■ Goal: Reproduce the entries below, putting "capsule-filling machine" in place of every "capsule-filling apparatus" and keeping everything else the same.

■ Provided information:
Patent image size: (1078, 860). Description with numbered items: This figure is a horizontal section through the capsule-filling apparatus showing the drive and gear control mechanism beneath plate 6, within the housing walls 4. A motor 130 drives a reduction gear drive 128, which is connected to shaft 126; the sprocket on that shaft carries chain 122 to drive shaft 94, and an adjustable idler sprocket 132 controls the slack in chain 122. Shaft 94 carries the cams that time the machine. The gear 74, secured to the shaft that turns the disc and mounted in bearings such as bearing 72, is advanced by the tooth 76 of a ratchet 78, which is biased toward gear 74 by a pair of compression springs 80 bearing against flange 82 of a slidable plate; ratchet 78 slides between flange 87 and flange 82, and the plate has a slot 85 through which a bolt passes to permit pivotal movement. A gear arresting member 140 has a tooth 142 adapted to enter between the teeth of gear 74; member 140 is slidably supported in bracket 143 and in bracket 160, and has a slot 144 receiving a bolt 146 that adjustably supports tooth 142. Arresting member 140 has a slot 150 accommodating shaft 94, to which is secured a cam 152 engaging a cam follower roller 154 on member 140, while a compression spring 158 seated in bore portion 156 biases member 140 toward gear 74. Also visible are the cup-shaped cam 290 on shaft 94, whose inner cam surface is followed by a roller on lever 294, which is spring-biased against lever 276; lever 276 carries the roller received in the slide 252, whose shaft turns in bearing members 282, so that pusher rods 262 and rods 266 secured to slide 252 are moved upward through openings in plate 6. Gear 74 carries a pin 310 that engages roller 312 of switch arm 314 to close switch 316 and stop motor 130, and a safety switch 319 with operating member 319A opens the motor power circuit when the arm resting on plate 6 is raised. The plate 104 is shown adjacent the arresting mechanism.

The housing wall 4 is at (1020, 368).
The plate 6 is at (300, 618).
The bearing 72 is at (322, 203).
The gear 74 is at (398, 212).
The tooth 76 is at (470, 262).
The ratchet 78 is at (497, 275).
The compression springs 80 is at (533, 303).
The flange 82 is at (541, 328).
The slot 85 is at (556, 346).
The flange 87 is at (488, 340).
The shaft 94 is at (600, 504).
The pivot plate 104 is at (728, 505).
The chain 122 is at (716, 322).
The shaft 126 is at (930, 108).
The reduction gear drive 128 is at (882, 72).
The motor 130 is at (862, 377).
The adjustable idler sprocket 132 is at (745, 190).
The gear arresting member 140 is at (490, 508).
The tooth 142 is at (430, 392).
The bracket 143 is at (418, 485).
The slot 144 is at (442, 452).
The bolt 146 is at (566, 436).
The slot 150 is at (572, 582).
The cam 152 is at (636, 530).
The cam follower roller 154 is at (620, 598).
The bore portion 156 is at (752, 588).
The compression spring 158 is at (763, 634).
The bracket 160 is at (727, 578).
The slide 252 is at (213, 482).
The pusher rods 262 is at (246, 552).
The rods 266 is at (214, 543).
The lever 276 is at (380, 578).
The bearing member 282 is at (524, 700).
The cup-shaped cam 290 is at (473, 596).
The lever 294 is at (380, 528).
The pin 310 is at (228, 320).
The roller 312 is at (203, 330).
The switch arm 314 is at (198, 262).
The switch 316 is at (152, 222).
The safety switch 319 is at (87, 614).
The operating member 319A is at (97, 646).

■ Answer:
Patent image size: (1078, 860). Description with numbered items: This figure is a horizontal section through the capsule-filling machine showing the drive and gear control mechanism beneath plate 6, within the housing walls 4. A motor 130 drives a reduction gear drive 128, which is connected to shaft 126; the sprocket on that shaft carries chain 122 to drive shaft 94, and an adjustable idler sprocket 132 controls the slack in chain 122. Shaft 94 carries the cams that time the machine. The gear 74, secured to the shaft that turns the disc and mounted in bearings such as bearing 72, is advanced by the tooth 76 of a ratchet 78, which is biased toward gear 74 by a pair of compression springs 80 bearing against flange 82 of a slidable plate; ratchet 78 slides between flange 87 and flange 82, and the plate has a slot 85 through which a bolt passes to permit pivotal movement. A gear arresting member 140 has a tooth 142 adapted to enter between the teeth of gear 74; member 140 is slidably supported in bracket 143 and in bracket 160, and has a slot 144 receiving a bolt 146 that adjustably supports tooth 142. Arresting member 140 has a slot 150 accommodating shaft 94, to which is secured a cam 152 engaging a cam follower roller 154 on member 140, while a compression spring 158 seated in bore portion 156 biases member 140 toward gear 74. Also visible are the cup-shaped cam 290 on shaft 94, whose inner cam surface is followed by a roller on lever 294, which is spring-biased against lever 276; lever 276 carries the roller received in the slide 252, whose shaft turns in bearing members 282, so that pusher rods 262 and rods 266 secured to slide 252 are moved upward through openings in plate 6. Gear 74 carries a pin 310 that engages roller 312 of switch arm 314 to close switch 316 and stop motor 130, and a safety switch 319 with operating member 319A opens the motor power circuit when the arm resting on plate 6 is raised. The plate 104 is shown adjacent the arresting mechanism.

The housing wall 4 is at (1020, 368).
The plate 6 is at (300, 618).
The bearing 72 is at (322, 203).
The gear 74 is at (398, 212).
The tooth 76 is at (470, 262).
The ratchet 78 is at (497, 275).
The compression springs 80 is at (533, 303).
The flange 82 is at (541, 328).
The slot 85 is at (556, 346).
The flange 87 is at (488, 340).
The shaft 94 is at (600, 504).
The pivot plate 104 is at (728, 505).
The chain 122 is at (716, 322).
The shaft 126 is at (930, 108).
The reduction gear drive 128 is at (882, 72).
The motor 130 is at (862, 377).
The adjustable idler sprocket 132 is at (745, 190).
The gear arresting member 140 is at (490, 508).
The tooth 142 is at (430, 392).
The bracket 143 is at (418, 485).
The slot 144 is at (442, 452).
The bolt 146 is at (566, 436).
The slot 150 is at (572, 582).
The cam 152 is at (636, 530).
The cam follower roller 154 is at (620, 598).
The bore portion 156 is at (752, 588).
The compression spring 158 is at (763, 634).
The bracket 160 is at (727, 578).
The slide 252 is at (213, 482).
The pusher rods 262 is at (246, 552).
The rods 266 is at (214, 543).
The lever 276 is at (380, 578).
The bearing member 282 is at (524, 700).
The cup-shaped cam 290 is at (473, 596).
The lever 294 is at (380, 528).
The pin 310 is at (228, 320).
The roller 312 is at (203, 330).
The switch arm 314 is at (198, 262).
The switch 316 is at (152, 222).
The safety switch 319 is at (87, 614).
The operating member 319A is at (97, 646).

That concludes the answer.